Rows from a figure dataset
>>>

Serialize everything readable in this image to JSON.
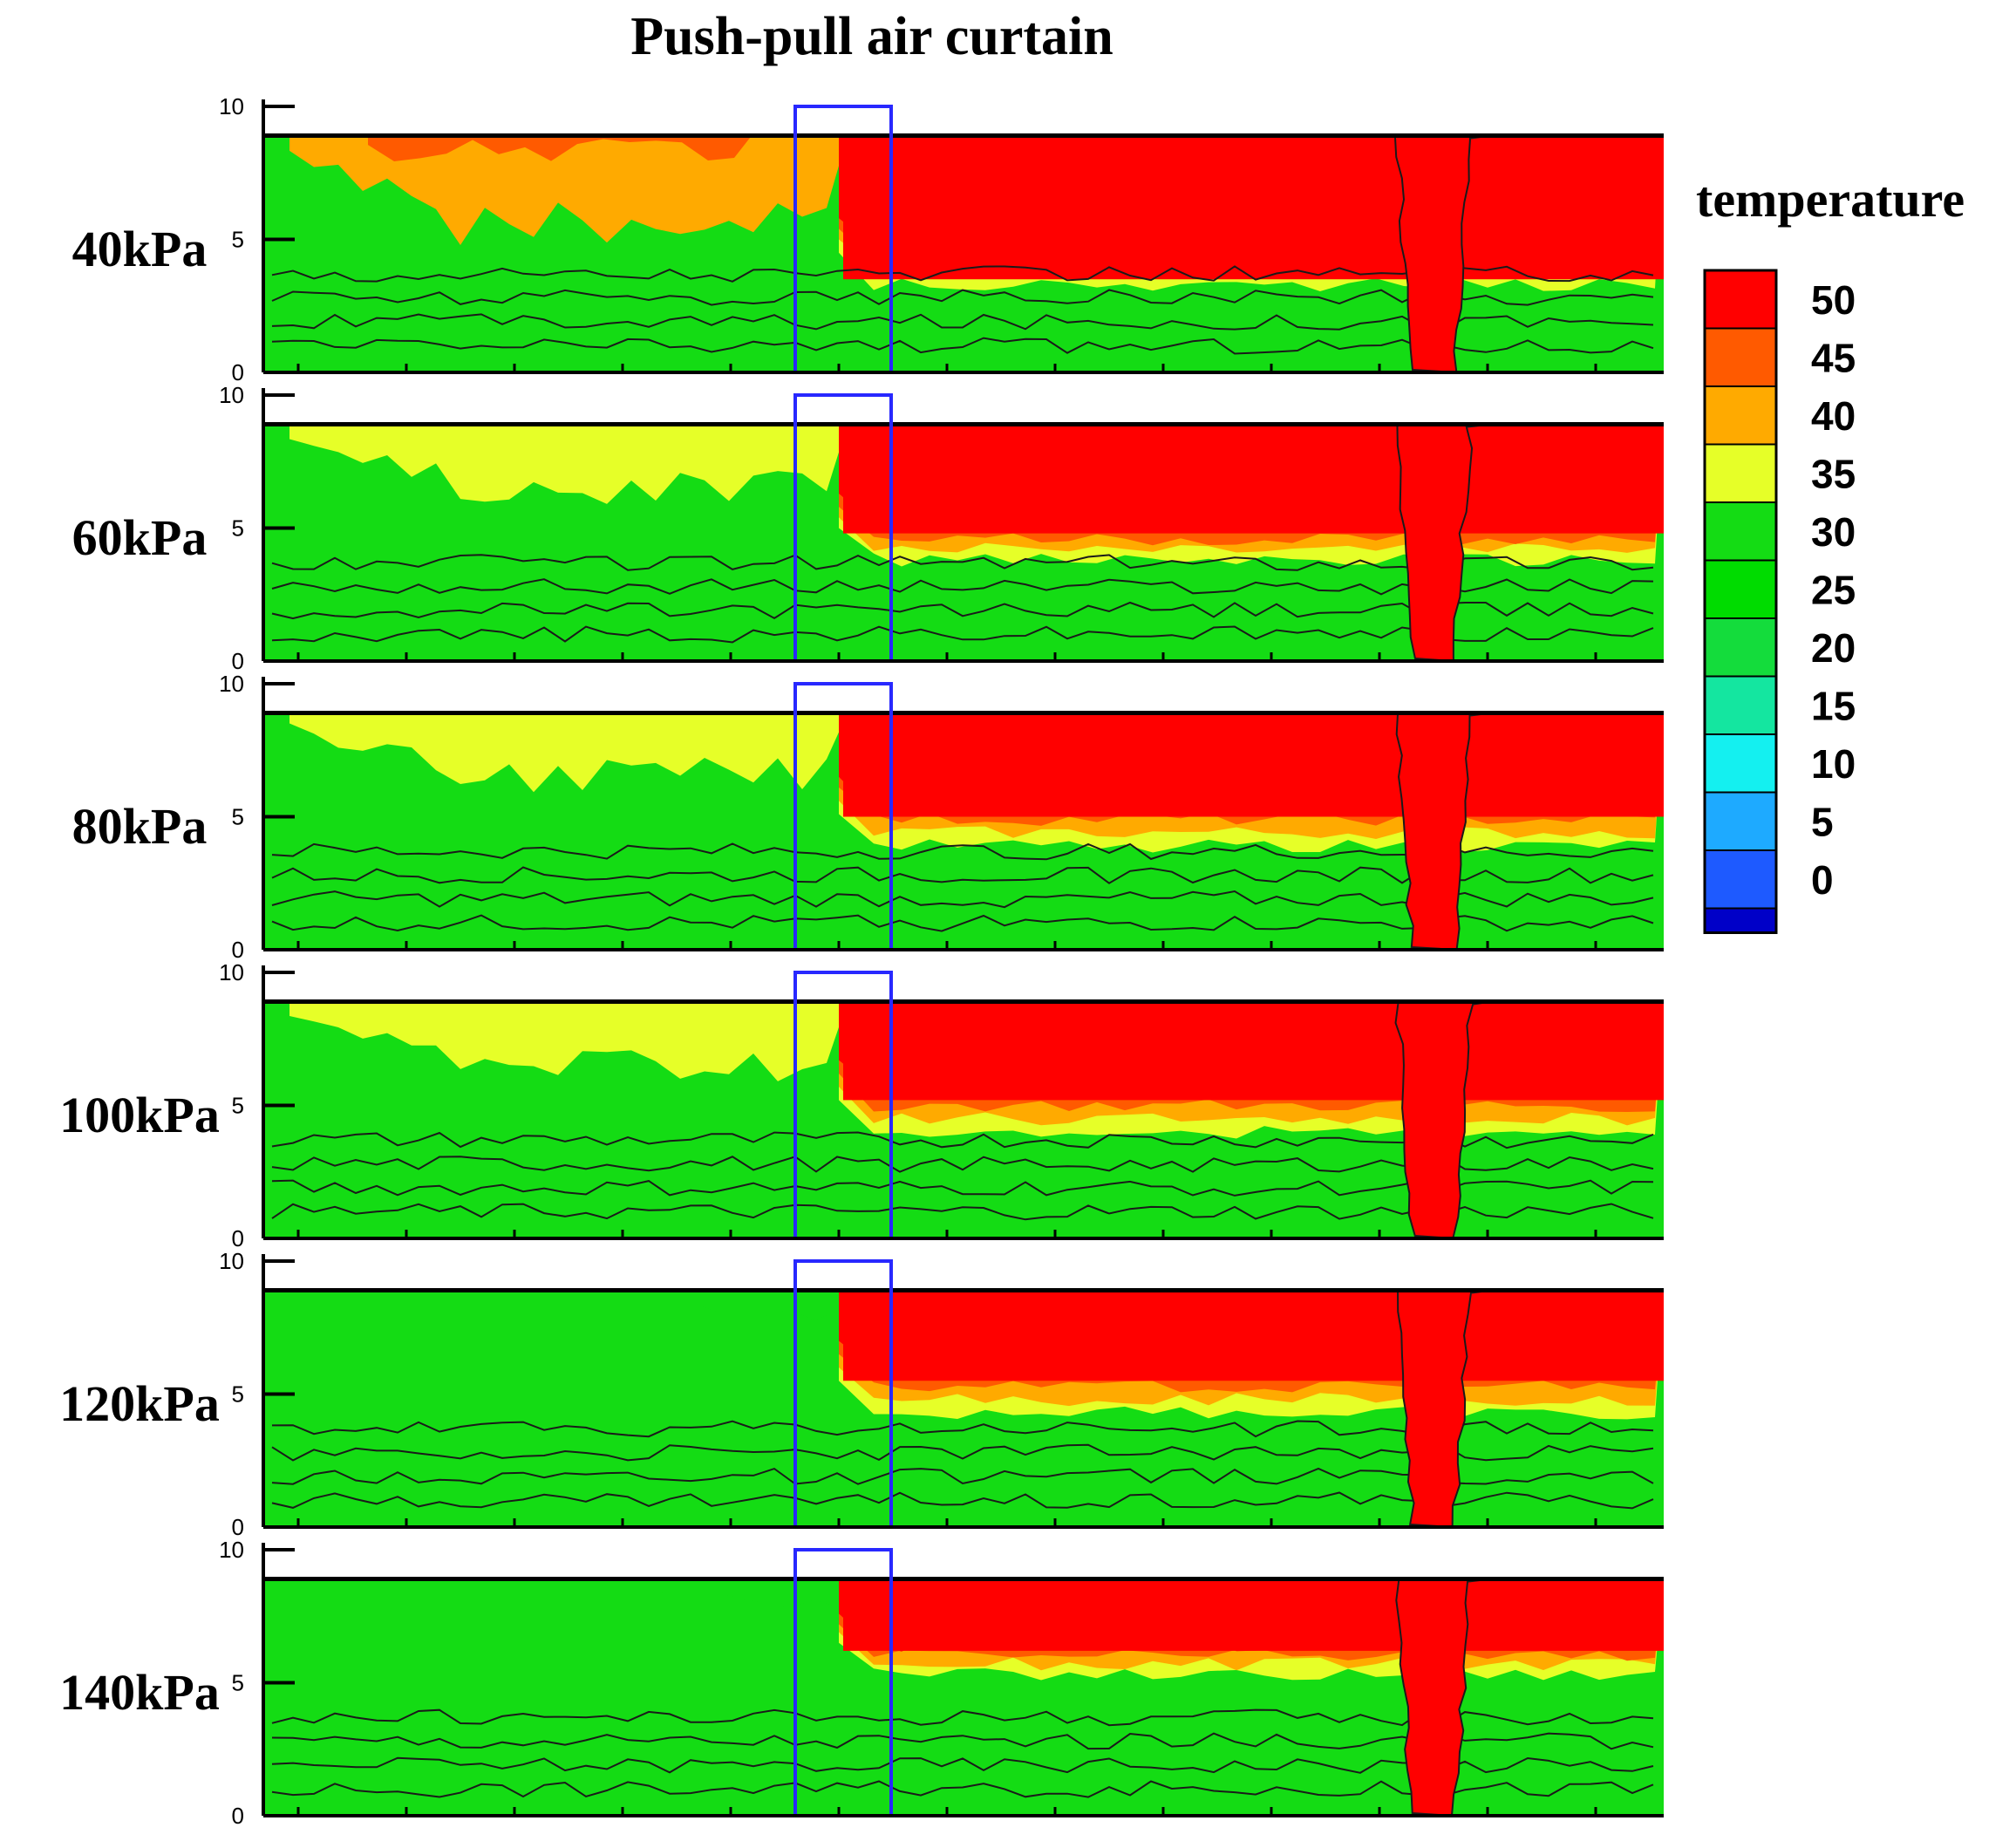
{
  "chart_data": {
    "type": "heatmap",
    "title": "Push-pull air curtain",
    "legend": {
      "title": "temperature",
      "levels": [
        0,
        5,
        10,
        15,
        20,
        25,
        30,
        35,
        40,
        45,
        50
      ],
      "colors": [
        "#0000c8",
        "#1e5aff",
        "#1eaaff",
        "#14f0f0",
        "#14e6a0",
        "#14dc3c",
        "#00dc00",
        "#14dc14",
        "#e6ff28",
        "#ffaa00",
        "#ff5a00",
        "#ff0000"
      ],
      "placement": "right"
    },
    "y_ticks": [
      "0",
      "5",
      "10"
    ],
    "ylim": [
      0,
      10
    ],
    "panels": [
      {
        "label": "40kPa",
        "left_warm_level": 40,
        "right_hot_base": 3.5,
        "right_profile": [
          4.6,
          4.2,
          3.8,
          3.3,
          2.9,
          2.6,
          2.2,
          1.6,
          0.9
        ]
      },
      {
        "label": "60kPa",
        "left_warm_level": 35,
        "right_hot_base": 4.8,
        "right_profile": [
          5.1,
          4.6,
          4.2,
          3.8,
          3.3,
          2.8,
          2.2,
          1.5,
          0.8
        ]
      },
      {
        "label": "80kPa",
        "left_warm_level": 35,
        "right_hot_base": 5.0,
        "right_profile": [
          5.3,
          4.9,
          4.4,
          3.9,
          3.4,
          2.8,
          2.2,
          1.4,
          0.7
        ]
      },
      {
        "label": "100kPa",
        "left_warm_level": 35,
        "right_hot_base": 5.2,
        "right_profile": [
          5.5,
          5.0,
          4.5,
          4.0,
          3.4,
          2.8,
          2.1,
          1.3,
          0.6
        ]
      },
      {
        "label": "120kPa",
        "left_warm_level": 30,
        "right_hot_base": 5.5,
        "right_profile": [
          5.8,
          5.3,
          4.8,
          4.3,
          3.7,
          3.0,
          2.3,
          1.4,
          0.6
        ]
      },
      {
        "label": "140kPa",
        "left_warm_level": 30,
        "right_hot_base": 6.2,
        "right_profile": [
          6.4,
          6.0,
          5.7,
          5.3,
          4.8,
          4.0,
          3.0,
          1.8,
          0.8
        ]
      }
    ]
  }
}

<<<

▶ _TASK_
Restate the records word for word, omitting images.

▶ _ANSWER TO THE PROBLEM_
Serialize everything readable in this image to JSON.
{
  "chart_data": {
    "type": "heatmap",
    "title": "Push-pull air curtain",
    "legend": {
      "title": "temperature",
      "levels": [
        0,
        5,
        10,
        15,
        20,
        25,
        30,
        35,
        40,
        45,
        50
      ],
      "colors": [
        "#0000c8",
        "#1e5aff",
        "#1eaaff",
        "#14f0f0",
        "#14e6a0",
        "#14dc3c",
        "#00dc00",
        "#14dc14",
        "#e6ff28",
        "#ffaa00",
        "#ff5a00",
        "#ff0000"
      ],
      "placement": "right"
    },
    "y_ticks": [
      "0",
      "5",
      "10"
    ],
    "ylim": [
      0,
      10
    ],
    "panels": [
      {
        "label": "40kPa",
        "left_warm_level": 40,
        "right_hot_base": 3.5,
        "right_profile": [
          4.6,
          4.2,
          3.8,
          3.3,
          2.9,
          2.6,
          2.2,
          1.6,
          0.9
        ]
      },
      {
        "label": "60kPa",
        "left_warm_level": 35,
        "right_hot_base": 4.8,
        "right_profile": [
          5.1,
          4.6,
          4.2,
          3.8,
          3.3,
          2.8,
          2.2,
          1.5,
          0.8
        ]
      },
      {
        "label": "80kPa",
        "left_warm_level": 35,
        "right_hot_base": 5.0,
        "right_profile": [
          5.3,
          4.9,
          4.4,
          3.9,
          3.4,
          2.8,
          2.2,
          1.4,
          0.7
        ]
      },
      {
        "label": "100kPa",
        "left_warm_level": 35,
        "right_hot_base": 5.2,
        "right_profile": [
          5.5,
          5.0,
          4.5,
          4.0,
          3.4,
          2.8,
          2.1,
          1.3,
          0.6
        ]
      },
      {
        "label": "120kPa",
        "left_warm_level": 30,
        "right_hot_base": 5.5,
        "right_profile": [
          5.8,
          5.3,
          4.8,
          4.3,
          3.7,
          3.0,
          2.3,
          1.4,
          0.6
        ]
      },
      {
        "label": "140kPa",
        "left_warm_level": 30,
        "right_hot_base": 6.2,
        "right_profile": [
          6.4,
          6.0,
          5.7,
          5.3,
          4.8,
          4.0,
          3.0,
          1.8,
          0.8
        ]
      }
    ]
  }
}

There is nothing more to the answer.